**EXERCISE:**
Report, word for word, every line of the material that contains "solving".

**INPUT FOR THIS TASK:**
--------------------------------

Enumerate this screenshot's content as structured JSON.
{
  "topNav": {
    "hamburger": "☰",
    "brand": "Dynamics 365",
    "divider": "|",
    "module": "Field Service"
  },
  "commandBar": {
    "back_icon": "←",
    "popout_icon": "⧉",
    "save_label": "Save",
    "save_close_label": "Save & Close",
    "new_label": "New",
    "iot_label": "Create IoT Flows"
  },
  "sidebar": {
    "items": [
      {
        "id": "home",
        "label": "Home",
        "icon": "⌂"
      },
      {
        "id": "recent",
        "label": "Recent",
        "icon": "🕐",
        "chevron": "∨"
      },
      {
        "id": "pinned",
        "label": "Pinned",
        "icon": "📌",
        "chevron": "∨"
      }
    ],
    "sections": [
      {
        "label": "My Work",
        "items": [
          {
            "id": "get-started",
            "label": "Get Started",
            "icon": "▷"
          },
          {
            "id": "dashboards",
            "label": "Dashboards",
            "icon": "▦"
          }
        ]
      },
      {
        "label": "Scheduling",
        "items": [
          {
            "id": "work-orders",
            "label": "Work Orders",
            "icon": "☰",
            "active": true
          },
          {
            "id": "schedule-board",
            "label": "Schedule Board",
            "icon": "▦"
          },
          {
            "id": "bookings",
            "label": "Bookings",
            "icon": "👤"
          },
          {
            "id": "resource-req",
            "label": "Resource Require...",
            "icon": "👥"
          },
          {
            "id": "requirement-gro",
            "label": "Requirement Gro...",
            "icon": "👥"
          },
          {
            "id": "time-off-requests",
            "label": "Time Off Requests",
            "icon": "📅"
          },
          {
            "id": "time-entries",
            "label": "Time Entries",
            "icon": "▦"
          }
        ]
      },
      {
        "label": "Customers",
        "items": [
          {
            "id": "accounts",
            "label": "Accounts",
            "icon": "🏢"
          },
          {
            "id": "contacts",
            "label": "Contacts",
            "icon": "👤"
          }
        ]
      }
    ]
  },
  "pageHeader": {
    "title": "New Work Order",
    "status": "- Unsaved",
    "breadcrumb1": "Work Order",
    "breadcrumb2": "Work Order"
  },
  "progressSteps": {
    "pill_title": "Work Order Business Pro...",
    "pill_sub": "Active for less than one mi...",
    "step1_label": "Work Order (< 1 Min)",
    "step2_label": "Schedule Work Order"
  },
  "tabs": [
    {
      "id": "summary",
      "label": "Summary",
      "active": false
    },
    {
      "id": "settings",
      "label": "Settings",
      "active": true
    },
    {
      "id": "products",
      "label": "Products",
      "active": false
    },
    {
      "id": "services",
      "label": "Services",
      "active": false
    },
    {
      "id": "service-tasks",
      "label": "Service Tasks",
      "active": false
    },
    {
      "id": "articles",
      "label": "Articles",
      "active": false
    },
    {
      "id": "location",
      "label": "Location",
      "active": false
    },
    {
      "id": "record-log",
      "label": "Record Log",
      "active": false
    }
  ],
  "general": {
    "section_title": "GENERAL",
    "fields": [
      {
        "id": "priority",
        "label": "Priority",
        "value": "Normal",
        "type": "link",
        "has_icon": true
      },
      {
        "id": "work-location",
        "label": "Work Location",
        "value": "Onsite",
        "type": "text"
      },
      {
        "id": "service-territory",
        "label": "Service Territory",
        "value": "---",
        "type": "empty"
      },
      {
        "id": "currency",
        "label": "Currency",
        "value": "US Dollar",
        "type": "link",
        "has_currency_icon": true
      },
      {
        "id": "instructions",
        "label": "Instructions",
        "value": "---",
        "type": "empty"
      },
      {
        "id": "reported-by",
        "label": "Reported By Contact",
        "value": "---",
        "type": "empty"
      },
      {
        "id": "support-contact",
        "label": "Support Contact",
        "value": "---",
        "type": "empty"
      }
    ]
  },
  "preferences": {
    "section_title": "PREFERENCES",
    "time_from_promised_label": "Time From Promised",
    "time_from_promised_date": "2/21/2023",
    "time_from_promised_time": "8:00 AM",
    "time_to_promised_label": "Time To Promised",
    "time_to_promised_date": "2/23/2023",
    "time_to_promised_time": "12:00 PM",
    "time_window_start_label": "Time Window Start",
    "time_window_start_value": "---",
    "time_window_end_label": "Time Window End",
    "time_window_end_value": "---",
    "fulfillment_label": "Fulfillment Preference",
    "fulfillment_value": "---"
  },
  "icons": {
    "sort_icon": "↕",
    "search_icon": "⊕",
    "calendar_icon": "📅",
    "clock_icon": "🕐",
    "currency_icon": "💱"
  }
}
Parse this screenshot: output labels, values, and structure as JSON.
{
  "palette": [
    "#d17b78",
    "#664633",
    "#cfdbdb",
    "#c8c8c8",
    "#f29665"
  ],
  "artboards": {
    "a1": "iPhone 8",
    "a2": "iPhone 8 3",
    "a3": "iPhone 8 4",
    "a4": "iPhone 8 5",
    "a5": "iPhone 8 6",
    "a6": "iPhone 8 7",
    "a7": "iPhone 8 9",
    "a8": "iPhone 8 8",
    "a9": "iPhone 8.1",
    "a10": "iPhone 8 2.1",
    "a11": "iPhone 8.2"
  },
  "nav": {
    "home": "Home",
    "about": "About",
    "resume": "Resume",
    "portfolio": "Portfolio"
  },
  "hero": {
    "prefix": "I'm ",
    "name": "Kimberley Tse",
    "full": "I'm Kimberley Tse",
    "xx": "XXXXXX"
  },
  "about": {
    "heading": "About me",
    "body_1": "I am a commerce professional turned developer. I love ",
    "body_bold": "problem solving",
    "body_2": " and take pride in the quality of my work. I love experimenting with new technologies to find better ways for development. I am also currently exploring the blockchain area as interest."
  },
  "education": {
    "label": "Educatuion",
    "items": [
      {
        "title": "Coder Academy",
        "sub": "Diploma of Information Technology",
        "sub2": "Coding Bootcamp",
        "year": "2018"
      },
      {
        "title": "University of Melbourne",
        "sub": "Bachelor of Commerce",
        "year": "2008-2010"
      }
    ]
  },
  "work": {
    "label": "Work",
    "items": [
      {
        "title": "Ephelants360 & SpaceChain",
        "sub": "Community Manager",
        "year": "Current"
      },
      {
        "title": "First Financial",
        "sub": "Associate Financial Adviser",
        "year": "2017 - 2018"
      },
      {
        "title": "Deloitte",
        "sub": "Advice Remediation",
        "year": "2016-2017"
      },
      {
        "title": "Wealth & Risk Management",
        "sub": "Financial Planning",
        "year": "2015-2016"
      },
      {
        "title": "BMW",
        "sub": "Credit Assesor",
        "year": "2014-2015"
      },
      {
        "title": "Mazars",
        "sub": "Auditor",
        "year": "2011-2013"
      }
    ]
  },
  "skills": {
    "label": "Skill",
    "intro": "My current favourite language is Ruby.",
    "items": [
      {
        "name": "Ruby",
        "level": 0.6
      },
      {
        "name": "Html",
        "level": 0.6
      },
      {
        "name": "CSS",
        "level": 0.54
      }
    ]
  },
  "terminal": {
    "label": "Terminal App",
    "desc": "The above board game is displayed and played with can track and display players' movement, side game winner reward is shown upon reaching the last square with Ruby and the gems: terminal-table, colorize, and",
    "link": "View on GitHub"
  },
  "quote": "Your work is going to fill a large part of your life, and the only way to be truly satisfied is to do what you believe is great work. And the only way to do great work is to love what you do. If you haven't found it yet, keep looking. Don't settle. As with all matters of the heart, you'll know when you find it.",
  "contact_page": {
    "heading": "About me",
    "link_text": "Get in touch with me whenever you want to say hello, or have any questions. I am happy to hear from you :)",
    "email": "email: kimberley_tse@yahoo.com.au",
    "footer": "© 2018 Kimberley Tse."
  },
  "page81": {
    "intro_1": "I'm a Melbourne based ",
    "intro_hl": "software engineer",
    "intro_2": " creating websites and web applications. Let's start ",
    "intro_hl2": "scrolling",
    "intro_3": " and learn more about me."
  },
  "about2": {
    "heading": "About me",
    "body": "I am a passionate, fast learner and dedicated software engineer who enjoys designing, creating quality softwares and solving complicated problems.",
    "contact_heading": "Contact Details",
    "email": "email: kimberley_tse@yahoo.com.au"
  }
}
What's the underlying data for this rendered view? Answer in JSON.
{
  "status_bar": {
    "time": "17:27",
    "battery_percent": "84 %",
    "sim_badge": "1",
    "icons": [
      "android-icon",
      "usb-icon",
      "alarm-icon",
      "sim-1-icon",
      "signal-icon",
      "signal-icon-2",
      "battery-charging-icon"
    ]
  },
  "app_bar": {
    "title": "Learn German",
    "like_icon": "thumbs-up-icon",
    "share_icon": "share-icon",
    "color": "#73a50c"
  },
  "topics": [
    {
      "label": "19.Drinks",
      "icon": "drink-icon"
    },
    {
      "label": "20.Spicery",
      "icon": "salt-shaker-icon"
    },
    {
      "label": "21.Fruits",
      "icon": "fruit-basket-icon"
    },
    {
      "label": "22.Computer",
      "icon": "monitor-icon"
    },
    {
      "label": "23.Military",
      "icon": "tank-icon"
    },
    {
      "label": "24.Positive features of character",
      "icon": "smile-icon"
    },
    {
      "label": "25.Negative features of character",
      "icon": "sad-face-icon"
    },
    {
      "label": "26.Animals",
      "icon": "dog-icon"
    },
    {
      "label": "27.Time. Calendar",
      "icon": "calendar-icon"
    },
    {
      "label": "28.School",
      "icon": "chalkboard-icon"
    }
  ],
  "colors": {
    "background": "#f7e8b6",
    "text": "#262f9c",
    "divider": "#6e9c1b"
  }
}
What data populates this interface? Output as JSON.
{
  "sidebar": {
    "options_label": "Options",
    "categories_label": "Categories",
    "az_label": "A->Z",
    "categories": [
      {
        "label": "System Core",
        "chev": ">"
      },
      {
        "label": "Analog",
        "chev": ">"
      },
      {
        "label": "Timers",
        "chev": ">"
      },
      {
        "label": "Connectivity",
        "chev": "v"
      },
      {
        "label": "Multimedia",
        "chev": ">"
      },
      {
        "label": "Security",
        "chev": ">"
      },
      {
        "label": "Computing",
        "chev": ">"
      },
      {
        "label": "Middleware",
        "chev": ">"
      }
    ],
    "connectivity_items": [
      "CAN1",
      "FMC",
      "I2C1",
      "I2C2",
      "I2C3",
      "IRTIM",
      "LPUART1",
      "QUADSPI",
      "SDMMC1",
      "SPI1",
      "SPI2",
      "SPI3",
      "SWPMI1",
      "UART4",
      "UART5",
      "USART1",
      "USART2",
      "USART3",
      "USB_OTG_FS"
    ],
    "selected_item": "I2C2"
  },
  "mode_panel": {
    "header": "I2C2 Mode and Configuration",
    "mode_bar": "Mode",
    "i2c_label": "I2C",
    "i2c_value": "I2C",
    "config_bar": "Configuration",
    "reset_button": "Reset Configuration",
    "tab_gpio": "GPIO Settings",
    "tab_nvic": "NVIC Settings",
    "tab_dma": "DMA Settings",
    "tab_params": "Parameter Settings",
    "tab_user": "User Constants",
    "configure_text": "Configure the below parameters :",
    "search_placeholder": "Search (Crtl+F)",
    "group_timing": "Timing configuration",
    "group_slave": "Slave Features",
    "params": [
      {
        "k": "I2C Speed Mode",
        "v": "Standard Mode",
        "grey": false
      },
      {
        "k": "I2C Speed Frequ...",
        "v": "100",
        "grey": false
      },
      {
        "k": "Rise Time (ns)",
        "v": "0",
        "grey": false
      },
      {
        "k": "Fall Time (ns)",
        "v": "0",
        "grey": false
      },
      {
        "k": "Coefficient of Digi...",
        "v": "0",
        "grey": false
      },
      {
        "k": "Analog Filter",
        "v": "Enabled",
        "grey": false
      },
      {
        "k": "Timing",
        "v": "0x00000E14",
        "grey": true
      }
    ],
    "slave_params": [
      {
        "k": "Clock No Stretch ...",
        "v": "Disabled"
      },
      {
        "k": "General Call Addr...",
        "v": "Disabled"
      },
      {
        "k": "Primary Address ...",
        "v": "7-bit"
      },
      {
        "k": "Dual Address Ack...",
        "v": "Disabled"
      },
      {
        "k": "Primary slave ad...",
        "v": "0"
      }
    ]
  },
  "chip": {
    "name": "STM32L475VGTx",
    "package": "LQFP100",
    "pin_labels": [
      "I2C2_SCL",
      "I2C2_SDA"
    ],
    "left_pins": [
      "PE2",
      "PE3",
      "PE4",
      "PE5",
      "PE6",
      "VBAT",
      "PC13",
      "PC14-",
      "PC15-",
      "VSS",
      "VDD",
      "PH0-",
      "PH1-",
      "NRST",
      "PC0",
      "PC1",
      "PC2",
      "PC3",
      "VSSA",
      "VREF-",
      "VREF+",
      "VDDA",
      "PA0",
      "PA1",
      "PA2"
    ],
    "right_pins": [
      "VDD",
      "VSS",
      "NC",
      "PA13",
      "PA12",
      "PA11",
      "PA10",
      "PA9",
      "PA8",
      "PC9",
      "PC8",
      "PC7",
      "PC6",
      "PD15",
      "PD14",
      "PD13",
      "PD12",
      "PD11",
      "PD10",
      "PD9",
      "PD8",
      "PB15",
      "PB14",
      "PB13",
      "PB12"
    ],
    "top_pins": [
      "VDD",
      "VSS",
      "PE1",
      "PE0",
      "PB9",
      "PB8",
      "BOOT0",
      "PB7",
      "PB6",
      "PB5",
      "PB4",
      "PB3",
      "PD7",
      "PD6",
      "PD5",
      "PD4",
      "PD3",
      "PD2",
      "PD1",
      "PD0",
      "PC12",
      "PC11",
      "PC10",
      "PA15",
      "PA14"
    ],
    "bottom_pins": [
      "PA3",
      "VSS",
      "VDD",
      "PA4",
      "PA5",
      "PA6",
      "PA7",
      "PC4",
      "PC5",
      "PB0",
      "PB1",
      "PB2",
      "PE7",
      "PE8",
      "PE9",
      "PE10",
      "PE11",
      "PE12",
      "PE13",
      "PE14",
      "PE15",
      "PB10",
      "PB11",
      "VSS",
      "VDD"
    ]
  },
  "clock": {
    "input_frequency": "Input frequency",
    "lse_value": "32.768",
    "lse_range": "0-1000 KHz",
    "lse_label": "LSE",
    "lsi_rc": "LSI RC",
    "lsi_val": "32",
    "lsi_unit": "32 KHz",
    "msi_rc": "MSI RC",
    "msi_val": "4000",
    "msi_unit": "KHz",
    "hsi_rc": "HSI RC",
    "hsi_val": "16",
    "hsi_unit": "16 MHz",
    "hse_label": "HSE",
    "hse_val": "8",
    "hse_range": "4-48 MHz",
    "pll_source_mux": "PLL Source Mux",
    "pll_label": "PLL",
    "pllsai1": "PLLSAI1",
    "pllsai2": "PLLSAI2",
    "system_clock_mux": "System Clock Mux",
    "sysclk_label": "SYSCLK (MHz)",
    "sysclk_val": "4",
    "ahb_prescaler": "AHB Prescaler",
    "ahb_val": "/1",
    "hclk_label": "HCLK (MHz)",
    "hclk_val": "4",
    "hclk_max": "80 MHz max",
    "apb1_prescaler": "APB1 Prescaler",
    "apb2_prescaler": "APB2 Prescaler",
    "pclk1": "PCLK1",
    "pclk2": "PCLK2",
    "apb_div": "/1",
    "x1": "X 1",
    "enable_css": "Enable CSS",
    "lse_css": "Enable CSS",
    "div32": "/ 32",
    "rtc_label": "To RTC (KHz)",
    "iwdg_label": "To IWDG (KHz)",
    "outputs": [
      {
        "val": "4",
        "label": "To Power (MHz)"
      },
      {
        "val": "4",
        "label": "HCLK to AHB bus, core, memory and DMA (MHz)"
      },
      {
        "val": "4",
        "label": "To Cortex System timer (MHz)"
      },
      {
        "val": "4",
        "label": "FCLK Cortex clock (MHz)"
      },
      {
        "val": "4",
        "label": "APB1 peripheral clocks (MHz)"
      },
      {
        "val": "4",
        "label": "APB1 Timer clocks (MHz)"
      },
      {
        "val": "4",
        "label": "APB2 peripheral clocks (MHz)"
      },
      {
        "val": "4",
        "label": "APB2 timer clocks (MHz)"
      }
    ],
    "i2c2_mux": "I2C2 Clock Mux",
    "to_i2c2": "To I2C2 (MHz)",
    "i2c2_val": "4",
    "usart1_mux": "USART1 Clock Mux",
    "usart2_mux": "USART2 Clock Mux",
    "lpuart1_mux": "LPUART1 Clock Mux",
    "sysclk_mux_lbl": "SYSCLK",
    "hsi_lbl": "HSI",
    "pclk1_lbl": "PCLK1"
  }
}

--------------------------------

**TASK SOLUTION:**
    "body_bold": "problem solving",
    "body": "I am a passionate, fast learner and dedicated software engineer who enjoys designing, creating quality softwares and solving complicated problems.",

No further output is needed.